Starting at the line with "Enumerate this screenshot's" in it, reproduce each line below through the last one, exactly, and include nothing else.

> [EXERCISE MATERIALS]
++++++
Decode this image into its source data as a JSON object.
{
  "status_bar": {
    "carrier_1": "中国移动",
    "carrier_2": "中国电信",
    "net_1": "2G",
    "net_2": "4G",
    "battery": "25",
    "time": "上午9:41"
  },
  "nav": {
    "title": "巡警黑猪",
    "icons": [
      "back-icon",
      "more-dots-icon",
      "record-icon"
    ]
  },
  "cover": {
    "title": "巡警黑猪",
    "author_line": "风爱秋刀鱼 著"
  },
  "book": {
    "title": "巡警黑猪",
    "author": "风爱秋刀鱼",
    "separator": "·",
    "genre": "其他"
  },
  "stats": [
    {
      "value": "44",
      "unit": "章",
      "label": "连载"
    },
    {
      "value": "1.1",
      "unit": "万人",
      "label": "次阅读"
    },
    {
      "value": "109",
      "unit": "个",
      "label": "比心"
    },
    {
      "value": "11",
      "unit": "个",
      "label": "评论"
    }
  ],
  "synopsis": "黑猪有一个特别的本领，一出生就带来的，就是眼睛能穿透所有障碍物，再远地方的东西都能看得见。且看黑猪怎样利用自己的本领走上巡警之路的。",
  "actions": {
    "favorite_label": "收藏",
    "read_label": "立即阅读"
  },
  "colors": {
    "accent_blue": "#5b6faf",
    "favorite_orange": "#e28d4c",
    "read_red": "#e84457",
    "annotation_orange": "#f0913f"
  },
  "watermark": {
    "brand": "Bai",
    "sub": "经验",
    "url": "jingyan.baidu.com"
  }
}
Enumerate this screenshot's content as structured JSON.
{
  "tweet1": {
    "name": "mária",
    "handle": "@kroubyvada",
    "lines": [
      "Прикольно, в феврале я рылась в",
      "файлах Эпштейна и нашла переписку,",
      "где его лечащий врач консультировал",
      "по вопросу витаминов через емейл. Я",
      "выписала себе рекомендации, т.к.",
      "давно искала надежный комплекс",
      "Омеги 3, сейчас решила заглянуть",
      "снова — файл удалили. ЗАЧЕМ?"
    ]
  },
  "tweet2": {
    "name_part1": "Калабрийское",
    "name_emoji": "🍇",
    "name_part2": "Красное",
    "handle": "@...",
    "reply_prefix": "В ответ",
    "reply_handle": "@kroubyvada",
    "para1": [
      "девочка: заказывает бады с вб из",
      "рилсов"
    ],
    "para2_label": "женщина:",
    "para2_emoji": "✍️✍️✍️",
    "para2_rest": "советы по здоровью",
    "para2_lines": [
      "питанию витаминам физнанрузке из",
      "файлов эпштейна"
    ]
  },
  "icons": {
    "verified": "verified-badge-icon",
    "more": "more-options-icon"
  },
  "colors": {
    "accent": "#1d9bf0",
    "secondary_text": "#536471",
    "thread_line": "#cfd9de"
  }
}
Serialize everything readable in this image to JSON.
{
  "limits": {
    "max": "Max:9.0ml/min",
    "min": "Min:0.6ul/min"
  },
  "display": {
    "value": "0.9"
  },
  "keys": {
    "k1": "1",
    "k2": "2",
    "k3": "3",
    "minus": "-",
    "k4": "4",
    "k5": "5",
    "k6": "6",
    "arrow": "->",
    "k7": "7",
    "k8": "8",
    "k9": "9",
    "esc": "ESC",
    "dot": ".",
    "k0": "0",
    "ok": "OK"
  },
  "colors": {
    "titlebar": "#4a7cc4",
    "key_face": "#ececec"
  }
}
++++++
> [THE ANSWER]
Enumerate this screenshot's content as structured JSON.
{
  "tweet1": {
    "name": "mária",
    "handle": "@kroubyvada",
    "lines": [
      "Прикольно, в феврале я рылась в",
      "файлах Эпштейна и нашла переписку,",
      "где его лечащий врач консультировал",
      "по вопросу витаминов через емейл. Я",
      "выписала себе рекомендации, т.к.",
      "давно искала надежный комплекс",
      "Омеги 3, сейчас решила заглянуть",
      "снова — файл удалили. ЗАЧЕМ?"
    ]
  },
  "tweet2": {
    "name_part1": "Калабрийское",
    "name_emoji": "🍇",
    "name_part2": "Красное",
    "handle": "@...",
    "reply_prefix": "В ответ",
    "reply_handle": "@kroubyvada",
    "para1": [
      "девочка: заказывает бады с вб из",
      "рилсов"
    ],
    "para2_label": "женщина:",
    "para2_emoji": "✍️✍️✍️",
    "para2_rest": "советы по здоровью",
    "para2_lines": [
      "питанию витаминам физнанрузке из",
      "файлов эпштейна"
    ]
  },
  "icons": {
    "verified": "verified-badge-icon",
    "more": "more-options-icon"
  },
  "colors": {
    "accent": "#1d9bf0",
    "secondary_text": "#536471",
    "thread_line": "#cfd9de"
  }
}
Serialize everything readable in this image to JSON.
{
  "limits": {
    "max": "Max:9.0ml/min",
    "min": "Min:0.6ul/min"
  },
  "display": {
    "value": "0.9"
  },
  "keys": {
    "k1": "1",
    "k2": "2",
    "k3": "3",
    "minus": "-",
    "k4": "4",
    "k5": "5",
    "k6": "6",
    "arrow": "->",
    "k7": "7",
    "k8": "8",
    "k9": "9",
    "esc": "ESC",
    "dot": ".",
    "k0": "0",
    "ok": "OK"
  },
  "colors": {
    "titlebar": "#4a7cc4",
    "key_face": "#ececec"
  }
}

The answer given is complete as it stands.